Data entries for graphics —

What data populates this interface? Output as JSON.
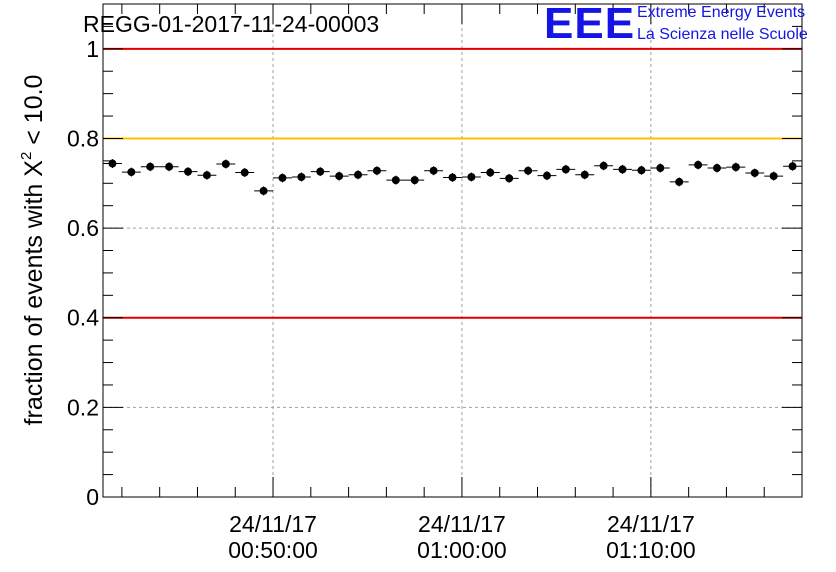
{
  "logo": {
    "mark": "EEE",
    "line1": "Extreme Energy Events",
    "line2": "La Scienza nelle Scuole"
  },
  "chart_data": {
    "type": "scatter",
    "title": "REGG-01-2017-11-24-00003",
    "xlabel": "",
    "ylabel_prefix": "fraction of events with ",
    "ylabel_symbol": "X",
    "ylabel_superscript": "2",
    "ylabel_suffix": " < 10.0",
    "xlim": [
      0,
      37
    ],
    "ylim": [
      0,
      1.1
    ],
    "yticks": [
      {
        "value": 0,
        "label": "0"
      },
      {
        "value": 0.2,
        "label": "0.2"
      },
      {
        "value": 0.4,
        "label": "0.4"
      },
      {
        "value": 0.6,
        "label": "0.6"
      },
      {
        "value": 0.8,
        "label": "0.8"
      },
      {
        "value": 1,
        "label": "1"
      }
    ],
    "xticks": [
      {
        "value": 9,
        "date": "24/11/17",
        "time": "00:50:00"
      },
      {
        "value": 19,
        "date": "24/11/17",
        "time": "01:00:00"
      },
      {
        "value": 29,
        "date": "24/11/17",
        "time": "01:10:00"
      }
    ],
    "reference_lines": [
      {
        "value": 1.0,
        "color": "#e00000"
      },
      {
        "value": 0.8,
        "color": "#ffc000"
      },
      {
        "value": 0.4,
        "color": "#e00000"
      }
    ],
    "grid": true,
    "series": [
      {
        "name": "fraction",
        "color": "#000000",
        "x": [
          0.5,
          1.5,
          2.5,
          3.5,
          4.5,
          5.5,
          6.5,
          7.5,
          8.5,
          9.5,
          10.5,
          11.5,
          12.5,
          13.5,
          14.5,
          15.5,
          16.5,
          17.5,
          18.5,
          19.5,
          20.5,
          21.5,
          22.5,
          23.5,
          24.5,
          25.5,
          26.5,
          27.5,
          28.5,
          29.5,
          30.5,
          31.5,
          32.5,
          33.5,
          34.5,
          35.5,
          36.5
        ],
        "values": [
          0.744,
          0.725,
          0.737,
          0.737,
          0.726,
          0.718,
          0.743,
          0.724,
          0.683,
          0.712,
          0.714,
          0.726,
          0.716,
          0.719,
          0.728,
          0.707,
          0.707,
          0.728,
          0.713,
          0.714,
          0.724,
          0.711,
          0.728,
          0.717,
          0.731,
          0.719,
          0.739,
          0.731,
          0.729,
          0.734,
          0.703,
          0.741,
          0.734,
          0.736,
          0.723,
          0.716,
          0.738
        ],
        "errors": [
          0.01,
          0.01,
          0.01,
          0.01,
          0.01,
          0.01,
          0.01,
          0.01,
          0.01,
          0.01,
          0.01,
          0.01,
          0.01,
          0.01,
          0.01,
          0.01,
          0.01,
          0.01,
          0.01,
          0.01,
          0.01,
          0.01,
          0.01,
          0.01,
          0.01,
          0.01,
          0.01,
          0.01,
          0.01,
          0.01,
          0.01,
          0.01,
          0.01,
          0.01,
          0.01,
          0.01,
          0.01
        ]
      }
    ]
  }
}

Task —
Transcribe every record above exactly as written, leaving out any pictures.

Correct answer —
What data populates this interface? Output as JSON.
{
  "logo": {
    "mark": "EEE",
    "line1": "Extreme Energy Events",
    "line2": "La Scienza nelle Scuole"
  },
  "chart_data": {
    "type": "scatter",
    "title": "REGG-01-2017-11-24-00003",
    "xlabel": "",
    "ylabel_prefix": "fraction of events with ",
    "ylabel_symbol": "X",
    "ylabel_superscript": "2",
    "ylabel_suffix": " < 10.0",
    "xlim": [
      0,
      37
    ],
    "ylim": [
      0,
      1.1
    ],
    "yticks": [
      {
        "value": 0,
        "label": "0"
      },
      {
        "value": 0.2,
        "label": "0.2"
      },
      {
        "value": 0.4,
        "label": "0.4"
      },
      {
        "value": 0.6,
        "label": "0.6"
      },
      {
        "value": 0.8,
        "label": "0.8"
      },
      {
        "value": 1,
        "label": "1"
      }
    ],
    "xticks": [
      {
        "value": 9,
        "date": "24/11/17",
        "time": "00:50:00"
      },
      {
        "value": 19,
        "date": "24/11/17",
        "time": "01:00:00"
      },
      {
        "value": 29,
        "date": "24/11/17",
        "time": "01:10:00"
      }
    ],
    "reference_lines": [
      {
        "value": 1.0,
        "color": "#e00000"
      },
      {
        "value": 0.8,
        "color": "#ffc000"
      },
      {
        "value": 0.4,
        "color": "#e00000"
      }
    ],
    "grid": true,
    "series": [
      {
        "name": "fraction",
        "color": "#000000",
        "x": [
          0.5,
          1.5,
          2.5,
          3.5,
          4.5,
          5.5,
          6.5,
          7.5,
          8.5,
          9.5,
          10.5,
          11.5,
          12.5,
          13.5,
          14.5,
          15.5,
          16.5,
          17.5,
          18.5,
          19.5,
          20.5,
          21.5,
          22.5,
          23.5,
          24.5,
          25.5,
          26.5,
          27.5,
          28.5,
          29.5,
          30.5,
          31.5,
          32.5,
          33.5,
          34.5,
          35.5,
          36.5
        ],
        "values": [
          0.744,
          0.725,
          0.737,
          0.737,
          0.726,
          0.718,
          0.743,
          0.724,
          0.683,
          0.712,
          0.714,
          0.726,
          0.716,
          0.719,
          0.728,
          0.707,
          0.707,
          0.728,
          0.713,
          0.714,
          0.724,
          0.711,
          0.728,
          0.717,
          0.731,
          0.719,
          0.739,
          0.731,
          0.729,
          0.734,
          0.703,
          0.741,
          0.734,
          0.736,
          0.723,
          0.716,
          0.738
        ],
        "errors": [
          0.01,
          0.01,
          0.01,
          0.01,
          0.01,
          0.01,
          0.01,
          0.01,
          0.01,
          0.01,
          0.01,
          0.01,
          0.01,
          0.01,
          0.01,
          0.01,
          0.01,
          0.01,
          0.01,
          0.01,
          0.01,
          0.01,
          0.01,
          0.01,
          0.01,
          0.01,
          0.01,
          0.01,
          0.01,
          0.01,
          0.01,
          0.01,
          0.01,
          0.01,
          0.01,
          0.01,
          0.01
        ]
      }
    ]
  }
}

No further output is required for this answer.